What the task asks: Will you give the material below again, every line exactly as it is?

BEGIN Excerpted records

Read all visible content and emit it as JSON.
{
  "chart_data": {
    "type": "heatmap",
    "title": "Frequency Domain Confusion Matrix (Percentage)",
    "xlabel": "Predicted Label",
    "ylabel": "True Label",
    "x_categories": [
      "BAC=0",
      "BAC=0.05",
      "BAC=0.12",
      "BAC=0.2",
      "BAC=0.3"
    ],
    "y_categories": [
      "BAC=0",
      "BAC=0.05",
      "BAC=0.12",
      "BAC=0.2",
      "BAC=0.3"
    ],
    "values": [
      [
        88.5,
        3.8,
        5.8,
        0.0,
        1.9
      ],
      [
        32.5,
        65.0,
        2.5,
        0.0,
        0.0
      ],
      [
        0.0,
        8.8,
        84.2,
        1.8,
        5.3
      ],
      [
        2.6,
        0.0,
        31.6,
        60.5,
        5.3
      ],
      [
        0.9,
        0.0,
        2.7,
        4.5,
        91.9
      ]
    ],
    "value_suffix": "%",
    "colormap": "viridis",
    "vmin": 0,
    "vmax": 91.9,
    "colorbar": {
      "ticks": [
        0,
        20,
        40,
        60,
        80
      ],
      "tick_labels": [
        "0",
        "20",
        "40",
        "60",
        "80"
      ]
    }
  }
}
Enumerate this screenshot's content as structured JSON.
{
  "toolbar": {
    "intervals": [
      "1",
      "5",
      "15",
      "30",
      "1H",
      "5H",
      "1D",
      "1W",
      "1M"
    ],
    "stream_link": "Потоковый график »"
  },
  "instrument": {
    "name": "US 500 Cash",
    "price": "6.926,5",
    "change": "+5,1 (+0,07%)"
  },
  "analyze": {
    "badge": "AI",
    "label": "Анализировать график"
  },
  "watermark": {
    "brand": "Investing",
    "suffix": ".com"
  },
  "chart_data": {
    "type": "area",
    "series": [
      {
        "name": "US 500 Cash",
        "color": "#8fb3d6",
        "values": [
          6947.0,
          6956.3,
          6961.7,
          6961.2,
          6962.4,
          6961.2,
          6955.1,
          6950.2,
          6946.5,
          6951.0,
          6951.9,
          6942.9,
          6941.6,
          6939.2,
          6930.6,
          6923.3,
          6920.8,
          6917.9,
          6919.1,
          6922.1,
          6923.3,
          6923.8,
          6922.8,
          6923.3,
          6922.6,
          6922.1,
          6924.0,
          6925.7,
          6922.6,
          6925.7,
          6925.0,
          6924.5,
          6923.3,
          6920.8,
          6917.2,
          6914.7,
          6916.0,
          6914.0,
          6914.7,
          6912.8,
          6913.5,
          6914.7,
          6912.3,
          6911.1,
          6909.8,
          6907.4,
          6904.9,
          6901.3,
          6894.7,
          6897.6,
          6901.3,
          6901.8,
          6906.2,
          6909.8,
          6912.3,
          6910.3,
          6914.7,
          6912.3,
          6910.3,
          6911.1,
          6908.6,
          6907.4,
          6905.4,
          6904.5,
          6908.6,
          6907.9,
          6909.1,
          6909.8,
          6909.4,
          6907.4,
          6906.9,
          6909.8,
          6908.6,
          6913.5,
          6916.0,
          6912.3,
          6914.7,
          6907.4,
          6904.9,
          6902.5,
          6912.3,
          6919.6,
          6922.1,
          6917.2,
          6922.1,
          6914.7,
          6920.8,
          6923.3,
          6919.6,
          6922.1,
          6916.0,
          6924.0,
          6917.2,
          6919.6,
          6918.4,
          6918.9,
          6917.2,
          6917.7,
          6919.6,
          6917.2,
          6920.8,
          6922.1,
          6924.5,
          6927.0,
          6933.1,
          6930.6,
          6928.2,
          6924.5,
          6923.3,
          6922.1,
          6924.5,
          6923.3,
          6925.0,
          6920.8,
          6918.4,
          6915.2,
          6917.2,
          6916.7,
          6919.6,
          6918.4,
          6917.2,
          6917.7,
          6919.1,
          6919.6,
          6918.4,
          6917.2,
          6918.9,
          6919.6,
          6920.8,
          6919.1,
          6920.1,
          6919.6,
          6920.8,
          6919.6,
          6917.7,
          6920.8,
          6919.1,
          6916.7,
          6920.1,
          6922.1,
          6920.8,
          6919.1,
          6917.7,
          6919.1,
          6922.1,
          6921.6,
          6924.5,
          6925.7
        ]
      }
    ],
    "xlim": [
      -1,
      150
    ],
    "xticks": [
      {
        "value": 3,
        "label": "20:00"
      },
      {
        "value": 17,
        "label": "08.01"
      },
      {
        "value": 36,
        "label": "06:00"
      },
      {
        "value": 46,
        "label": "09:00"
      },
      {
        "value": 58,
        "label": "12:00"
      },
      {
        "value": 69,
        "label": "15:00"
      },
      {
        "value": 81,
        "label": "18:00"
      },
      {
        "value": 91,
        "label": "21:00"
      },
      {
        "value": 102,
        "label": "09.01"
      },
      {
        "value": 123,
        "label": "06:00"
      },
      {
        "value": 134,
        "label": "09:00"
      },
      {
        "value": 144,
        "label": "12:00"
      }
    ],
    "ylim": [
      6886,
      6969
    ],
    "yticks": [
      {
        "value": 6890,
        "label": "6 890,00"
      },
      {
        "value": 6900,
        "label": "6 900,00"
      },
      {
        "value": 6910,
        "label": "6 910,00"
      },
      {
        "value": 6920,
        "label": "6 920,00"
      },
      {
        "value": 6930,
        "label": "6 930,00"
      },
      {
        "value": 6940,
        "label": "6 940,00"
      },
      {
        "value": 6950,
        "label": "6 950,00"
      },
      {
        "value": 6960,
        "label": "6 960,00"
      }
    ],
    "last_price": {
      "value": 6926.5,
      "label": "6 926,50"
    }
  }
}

END Excerpted records

Exercise output:
Read all visible content and emit it as JSON.
{
  "chart_data": {
    "type": "heatmap",
    "title": "Frequency Domain Confusion Matrix (Percentage)",
    "xlabel": "Predicted Label",
    "ylabel": "True Label",
    "x_categories": [
      "BAC=0",
      "BAC=0.05",
      "BAC=0.12",
      "BAC=0.2",
      "BAC=0.3"
    ],
    "y_categories": [
      "BAC=0",
      "BAC=0.05",
      "BAC=0.12",
      "BAC=0.2",
      "BAC=0.3"
    ],
    "values": [
      [
        88.5,
        3.8,
        5.8,
        0.0,
        1.9
      ],
      [
        32.5,
        65.0,
        2.5,
        0.0,
        0.0
      ],
      [
        0.0,
        8.8,
        84.2,
        1.8,
        5.3
      ],
      [
        2.6,
        0.0,
        31.6,
        60.5,
        5.3
      ],
      [
        0.9,
        0.0,
        2.7,
        4.5,
        91.9
      ]
    ],
    "value_suffix": "%",
    "colormap": "viridis",
    "vmin": 0,
    "vmax": 91.9,
    "colorbar": {
      "ticks": [
        0,
        20,
        40,
        60,
        80
      ],
      "tick_labels": [
        "0",
        "20",
        "40",
        "60",
        "80"
      ]
    }
  }
}
Enumerate this screenshot's content as structured JSON.
{
  "toolbar": {
    "intervals": [
      "1",
      "5",
      "15",
      "30",
      "1H",
      "5H",
      "1D",
      "1W",
      "1M"
    ],
    "stream_link": "Потоковый график »"
  },
  "instrument": {
    "name": "US 500 Cash",
    "price": "6.926,5",
    "change": "+5,1 (+0,07%)"
  },
  "analyze": {
    "badge": "AI",
    "label": "Анализировать график"
  },
  "watermark": {
    "brand": "Investing",
    "suffix": ".com"
  },
  "chart_data": {
    "type": "area",
    "series": [
      {
        "name": "US 500 Cash",
        "color": "#8fb3d6",
        "values": [
          6947.0,
          6956.3,
          6961.7,
          6961.2,
          6962.4,
          6961.2,
          6955.1,
          6950.2,
          6946.5,
          6951.0,
          6951.9,
          6942.9,
          6941.6,
          6939.2,
          6930.6,
          6923.3,
          6920.8,
          6917.9,
          6919.1,
          6922.1,
          6923.3,
          6923.8,
          6922.8,
          6923.3,
          6922.6,
          6922.1,
          6924.0,
          6925.7,
          6922.6,
          6925.7,
          6925.0,
          6924.5,
          6923.3,
          6920.8,
          6917.2,
          6914.7,
          6916.0,
          6914.0,
          6914.7,
          6912.8,
          6913.5,
          6914.7,
          6912.3,
          6911.1,
          6909.8,
          6907.4,
          6904.9,
          6901.3,
          6894.7,
          6897.6,
          6901.3,
          6901.8,
          6906.2,
          6909.8,
          6912.3,
          6910.3,
          6914.7,
          6912.3,
          6910.3,
          6911.1,
          6908.6,
          6907.4,
          6905.4,
          6904.5,
          6908.6,
          6907.9,
          6909.1,
          6909.8,
          6909.4,
          6907.4,
          6906.9,
          6909.8,
          6908.6,
          6913.5,
          6916.0,
          6912.3,
          6914.7,
          6907.4,
          6904.9,
          6902.5,
          6912.3,
          6919.6,
          6922.1,
          6917.2,
          6922.1,
          6914.7,
          6920.8,
          6923.3,
          6919.6,
          6922.1,
          6916.0,
          6924.0,
          6917.2,
          6919.6,
          6918.4,
          6918.9,
          6917.2,
          6917.7,
          6919.6,
          6917.2,
          6920.8,
          6922.1,
          6924.5,
          6927.0,
          6933.1,
          6930.6,
          6928.2,
          6924.5,
          6923.3,
          6922.1,
          6924.5,
          6923.3,
          6925.0,
          6920.8,
          6918.4,
          6915.2,
          6917.2,
          6916.7,
          6919.6,
          6918.4,
          6917.2,
          6917.7,
          6919.1,
          6919.6,
          6918.4,
          6917.2,
          6918.9,
          6919.6,
          6920.8,
          6919.1,
          6920.1,
          6919.6,
          6920.8,
          6919.6,
          6917.7,
          6920.8,
          6919.1,
          6916.7,
          6920.1,
          6922.1,
          6920.8,
          6919.1,
          6917.7,
          6919.1,
          6922.1,
          6921.6,
          6924.5,
          6925.7
        ]
      }
    ],
    "xlim": [
      -1,
      150
    ],
    "xticks": [
      {
        "value": 3,
        "label": "20:00"
      },
      {
        "value": 17,
        "label": "08.01"
      },
      {
        "value": 36,
        "label": "06:00"
      },
      {
        "value": 46,
        "label": "09:00"
      },
      {
        "value": 58,
        "label": "12:00"
      },
      {
        "value": 69,
        "label": "15:00"
      },
      {
        "value": 81,
        "label": "18:00"
      },
      {
        "value": 91,
        "label": "21:00"
      },
      {
        "value": 102,
        "label": "09.01"
      },
      {
        "value": 123,
        "label": "06:00"
      },
      {
        "value": 134,
        "label": "09:00"
      },
      {
        "value": 144,
        "label": "12:00"
      }
    ],
    "ylim": [
      6886,
      6969
    ],
    "yticks": [
      {
        "value": 6890,
        "label": "6 890,00"
      },
      {
        "value": 6900,
        "label": "6 900,00"
      },
      {
        "value": 6910,
        "label": "6 910,00"
      },
      {
        "value": 6920,
        "label": "6 920,00"
      },
      {
        "value": 6930,
        "label": "6 930,00"
      },
      {
        "value": 6940,
        "label": "6 940,00"
      },
      {
        "value": 6950,
        "label": "6 950,00"
      },
      {
        "value": 6960,
        "label": "6 960,00"
      }
    ],
    "last_price": {
      "value": 6926.5,
      "label": "6 926,50"
    }
  }
}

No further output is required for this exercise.